======== Quoted passage

Good job Glenmore. You can at least see the light at the end of the tunnel.


----------



## Mitch12 (Mar 29, 2008)

Glenmore
Great work Glenmore, keep popping them out. Bernie put it best when he said your a pen turning machine. Mitch


----------



## harrysin (Jan 15, 2007)

Now your mission is completed Glenmore perhaps you will start to get some sleep, whilst I enjoy talking to you at 4AM (your time) you really should be tucked up in bed and fast asleep.


----------



## Glenmore (Sep 10, 2004)

Mission accomplished they are all done. Going this week to the troops.


----------



## oldnewbie (Sep 18, 2006)

Great job, Glenmore. Our troops will be forever grateful

Neal


----------



## Dr.Zook (Sep 10, 2004)

Thank you glenmore!!!!!!!!!!!!!!!!!!!!!!!!!!!!!!!!!!!!!!!!!!!!!!!!!!!!!!!!!!!!!!!!!!!!!!!!!!!!!!!!!!!!!!!!!


----------



## BernieW (Sep 12, 2006)

Great job Glenmore. The troops will be forever grateful. Good talking with you.


----------



## Glenmore (Sep 10, 2004)

Thanks Bernie. It was great to talk to you also. So now get your skype going.


----------



## Glenmore (Sep 10, 2004)

The pens are getting shipped out tomorrow afternoon. Boy this makes me feel a whole lot better. Thanks guys you know who you are couldn't have done it without your help.


----------



## jw2170 (Jan 24, 2008)

Great effort, Glenmore.

================

What the task asks
In the forum thread, when does Glenmore say the pens will be shipped out?

======== Supplied information

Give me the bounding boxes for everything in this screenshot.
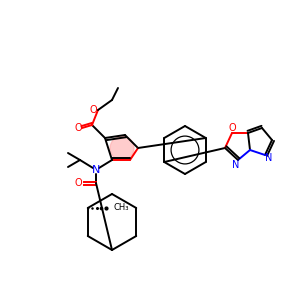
Text: O: O	[228, 123, 236, 133]
Circle shape	[110, 136, 134, 160]
Text: N: N	[265, 153, 273, 163]
Text: N: N	[232, 160, 240, 170]
Text: N: N	[92, 165, 100, 175]
Text: O: O	[74, 123, 82, 133]
Text: O: O	[89, 105, 97, 115]
Text: O: O	[74, 178, 82, 188]
Text: CH₃: CH₃	[114, 203, 129, 212]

================

Response to the exercise
Tomorrow afternoon.